Your task is to quote the material that follows, in full and exactly.

··········

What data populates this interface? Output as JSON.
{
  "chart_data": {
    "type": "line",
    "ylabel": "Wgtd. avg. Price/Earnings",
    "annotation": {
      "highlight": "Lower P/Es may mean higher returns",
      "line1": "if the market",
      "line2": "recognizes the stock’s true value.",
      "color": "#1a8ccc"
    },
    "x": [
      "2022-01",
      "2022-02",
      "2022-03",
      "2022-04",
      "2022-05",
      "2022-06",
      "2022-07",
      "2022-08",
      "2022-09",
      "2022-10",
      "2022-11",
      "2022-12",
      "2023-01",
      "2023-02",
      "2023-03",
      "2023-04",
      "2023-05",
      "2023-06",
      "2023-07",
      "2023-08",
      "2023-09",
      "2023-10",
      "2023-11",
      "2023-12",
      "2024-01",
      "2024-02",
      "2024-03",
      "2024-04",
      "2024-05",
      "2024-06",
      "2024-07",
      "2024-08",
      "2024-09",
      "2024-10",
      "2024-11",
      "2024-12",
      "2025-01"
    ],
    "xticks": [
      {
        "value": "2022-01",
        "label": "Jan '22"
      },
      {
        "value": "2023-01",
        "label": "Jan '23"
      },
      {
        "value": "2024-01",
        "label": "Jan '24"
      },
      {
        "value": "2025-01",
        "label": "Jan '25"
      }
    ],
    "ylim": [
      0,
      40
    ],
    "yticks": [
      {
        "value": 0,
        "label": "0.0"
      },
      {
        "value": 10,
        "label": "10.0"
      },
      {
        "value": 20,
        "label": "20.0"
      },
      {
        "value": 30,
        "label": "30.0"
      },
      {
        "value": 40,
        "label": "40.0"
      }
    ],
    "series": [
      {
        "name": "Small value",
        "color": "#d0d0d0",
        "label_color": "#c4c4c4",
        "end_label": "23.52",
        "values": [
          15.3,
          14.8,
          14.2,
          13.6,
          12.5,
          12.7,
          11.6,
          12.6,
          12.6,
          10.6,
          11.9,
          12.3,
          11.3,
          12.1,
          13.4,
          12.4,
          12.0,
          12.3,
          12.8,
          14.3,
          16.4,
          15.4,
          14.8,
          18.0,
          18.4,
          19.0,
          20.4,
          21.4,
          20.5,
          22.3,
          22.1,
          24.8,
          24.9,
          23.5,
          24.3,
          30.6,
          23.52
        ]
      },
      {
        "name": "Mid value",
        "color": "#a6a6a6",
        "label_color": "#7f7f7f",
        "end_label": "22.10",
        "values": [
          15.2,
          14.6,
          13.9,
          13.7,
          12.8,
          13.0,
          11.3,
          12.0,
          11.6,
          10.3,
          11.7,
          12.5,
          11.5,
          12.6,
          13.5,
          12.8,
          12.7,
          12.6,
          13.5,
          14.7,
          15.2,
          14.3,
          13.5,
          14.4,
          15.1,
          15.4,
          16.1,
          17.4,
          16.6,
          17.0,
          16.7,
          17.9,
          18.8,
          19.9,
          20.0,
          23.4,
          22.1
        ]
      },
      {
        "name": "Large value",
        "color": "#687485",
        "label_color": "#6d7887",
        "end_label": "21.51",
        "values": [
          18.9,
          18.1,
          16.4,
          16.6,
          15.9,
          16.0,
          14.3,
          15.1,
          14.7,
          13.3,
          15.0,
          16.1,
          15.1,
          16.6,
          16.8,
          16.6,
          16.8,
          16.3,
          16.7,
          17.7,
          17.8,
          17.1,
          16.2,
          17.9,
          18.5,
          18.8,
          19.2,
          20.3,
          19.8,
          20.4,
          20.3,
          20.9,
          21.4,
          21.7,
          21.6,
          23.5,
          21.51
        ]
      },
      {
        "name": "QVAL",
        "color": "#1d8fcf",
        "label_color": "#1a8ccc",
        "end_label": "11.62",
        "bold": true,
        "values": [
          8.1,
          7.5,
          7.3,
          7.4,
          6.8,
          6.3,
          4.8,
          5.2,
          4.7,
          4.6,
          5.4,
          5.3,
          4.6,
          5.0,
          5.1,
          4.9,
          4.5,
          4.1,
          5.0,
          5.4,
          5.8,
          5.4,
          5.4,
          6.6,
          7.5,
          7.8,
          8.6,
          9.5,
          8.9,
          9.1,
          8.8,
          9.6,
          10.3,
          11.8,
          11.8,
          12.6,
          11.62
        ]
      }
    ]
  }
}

··········

● **Complete response**
What data populates this interface? Output as JSON.
{
  "chart_data": {
    "type": "line",
    "ylabel": "Wgtd. avg. Price/Earnings",
    "annotation": {
      "highlight": "Lower P/Es may mean higher returns",
      "line1": "if the market",
      "line2": "recognizes the stock’s true value.",
      "color": "#1a8ccc"
    },
    "x": [
      "2022-01",
      "2022-02",
      "2022-03",
      "2022-04",
      "2022-05",
      "2022-06",
      "2022-07",
      "2022-08",
      "2022-09",
      "2022-10",
      "2022-11",
      "2022-12",
      "2023-01",
      "2023-02",
      "2023-03",
      "2023-04",
      "2023-05",
      "2023-06",
      "2023-07",
      "2023-08",
      "2023-09",
      "2023-10",
      "2023-11",
      "2023-12",
      "2024-01",
      "2024-02",
      "2024-03",
      "2024-04",
      "2024-05",
      "2024-06",
      "2024-07",
      "2024-08",
      "2024-09",
      "2024-10",
      "2024-11",
      "2024-12",
      "2025-01"
    ],
    "xticks": [
      {
        "value": "2022-01",
        "label": "Jan '22"
      },
      {
        "value": "2023-01",
        "label": "Jan '23"
      },
      {
        "value": "2024-01",
        "label": "Jan '24"
      },
      {
        "value": "2025-01",
        "label": "Jan '25"
      }
    ],
    "ylim": [
      0,
      40
    ],
    "yticks": [
      {
        "value": 0,
        "label": "0.0"
      },
      {
        "value": 10,
        "label": "10.0"
      },
      {
        "value": 20,
        "label": "20.0"
      },
      {
        "value": 30,
        "label": "30.0"
      },
      {
        "value": 40,
        "label": "40.0"
      }
    ],
    "series": [
      {
        "name": "Small value",
        "color": "#d0d0d0",
        "label_color": "#c4c4c4",
        "end_label": "23.52",
        "values": [
          15.3,
          14.8,
          14.2,
          13.6,
          12.5,
          12.7,
          11.6,
          12.6,
          12.6,
          10.6,
          11.9,
          12.3,
          11.3,
          12.1,
          13.4,
          12.4,
          12.0,
          12.3,
          12.8,
          14.3,
          16.4,
          15.4,
          14.8,
          18.0,
          18.4,
          19.0,
          20.4,
          21.4,
          20.5,
          22.3,
          22.1,
          24.8,
          24.9,
          23.5,
          24.3,
          30.6,
          23.52
        ]
      },
      {
        "name": "Mid value",
        "color": "#a6a6a6",
        "label_color": "#7f7f7f",
        "end_label": "22.10",
        "values": [
          15.2,
          14.6,
          13.9,
          13.7,
          12.8,
          13.0,
          11.3,
          12.0,
          11.6,
          10.3,
          11.7,
          12.5,
          11.5,
          12.6,
          13.5,
          12.8,
          12.7,
          12.6,
          13.5,
          14.7,
          15.2,
          14.3,
          13.5,
          14.4,
          15.1,
          15.4,
          16.1,
          17.4,
          16.6,
          17.0,
          16.7,
          17.9,
          18.8,
          19.9,
          20.0,
          23.4,
          22.1
        ]
      },
      {
        "name": "Large value",
        "color": "#687485",
        "label_color": "#6d7887",
        "end_label": "21.51",
        "values": [
          18.9,
          18.1,
          16.4,
          16.6,
          15.9,
          16.0,
          14.3,
          15.1,
          14.7,
          13.3,
          15.0,
          16.1,
          15.1,
          16.6,
          16.8,
          16.6,
          16.8,
          16.3,
          16.7,
          17.7,
          17.8,
          17.1,
          16.2,
          17.9,
          18.5,
          18.8,
          19.2,
          20.3,
          19.8,
          20.4,
          20.3,
          20.9,
          21.4,
          21.7,
          21.6,
          23.5,
          21.51
        ]
      },
      {
        "name": "QVAL",
        "color": "#1d8fcf",
        "label_color": "#1a8ccc",
        "end_label": "11.62",
        "bold": true,
        "values": [
          8.1,
          7.5,
          7.3,
          7.4,
          6.8,
          6.3,
          4.8,
          5.2,
          4.7,
          4.6,
          5.4,
          5.3,
          4.6,
          5.0,
          5.1,
          4.9,
          4.5,
          4.1,
          5.0,
          5.4,
          5.8,
          5.4,
          5.4,
          6.6,
          7.5,
          7.8,
          8.6,
          9.5,
          8.9,
          9.1,
          8.8,
          9.6,
          10.3,
          11.8,
          11.8,
          12.6,
          11.62
        ]
      }
    ]
  }
}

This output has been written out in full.